§ What you will do
Copy each line where the word "उपलब" occurs.

§ Task material
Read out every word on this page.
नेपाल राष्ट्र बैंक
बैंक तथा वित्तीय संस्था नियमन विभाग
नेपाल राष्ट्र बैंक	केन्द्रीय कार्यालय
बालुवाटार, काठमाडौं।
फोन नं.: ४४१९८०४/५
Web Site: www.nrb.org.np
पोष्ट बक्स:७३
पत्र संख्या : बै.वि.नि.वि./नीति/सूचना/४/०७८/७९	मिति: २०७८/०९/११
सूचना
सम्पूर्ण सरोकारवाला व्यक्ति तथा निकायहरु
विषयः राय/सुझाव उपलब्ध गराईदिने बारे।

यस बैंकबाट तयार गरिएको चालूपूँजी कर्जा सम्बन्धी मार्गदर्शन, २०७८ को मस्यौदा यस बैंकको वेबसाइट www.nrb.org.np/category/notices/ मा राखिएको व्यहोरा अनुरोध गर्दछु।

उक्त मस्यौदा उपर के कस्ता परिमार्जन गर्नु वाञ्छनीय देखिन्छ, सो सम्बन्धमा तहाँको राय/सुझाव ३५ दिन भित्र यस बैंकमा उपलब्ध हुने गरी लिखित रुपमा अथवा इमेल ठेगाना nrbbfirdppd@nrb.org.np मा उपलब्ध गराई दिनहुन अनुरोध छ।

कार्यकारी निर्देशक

§ Completed exercise
विषयः राय/सुझाव उपलब्ध गराईदिने बारे।
उक्त मस्यौदा उपर के कस्ता परिमार्जन गर्नु वाञ्छनीय देखिन्छ, सो सम्बन्धमा तहाँको राय/सुझाव ३५ दिन भित्र यस बैंकमा उपलब्ध हुने गरी लिखित रुपमा अथवा इमेल ठेगाना nrbbfirdppd@nrb.org.np मा उपलब्ध गराई दिनहुन अनुरोध छ।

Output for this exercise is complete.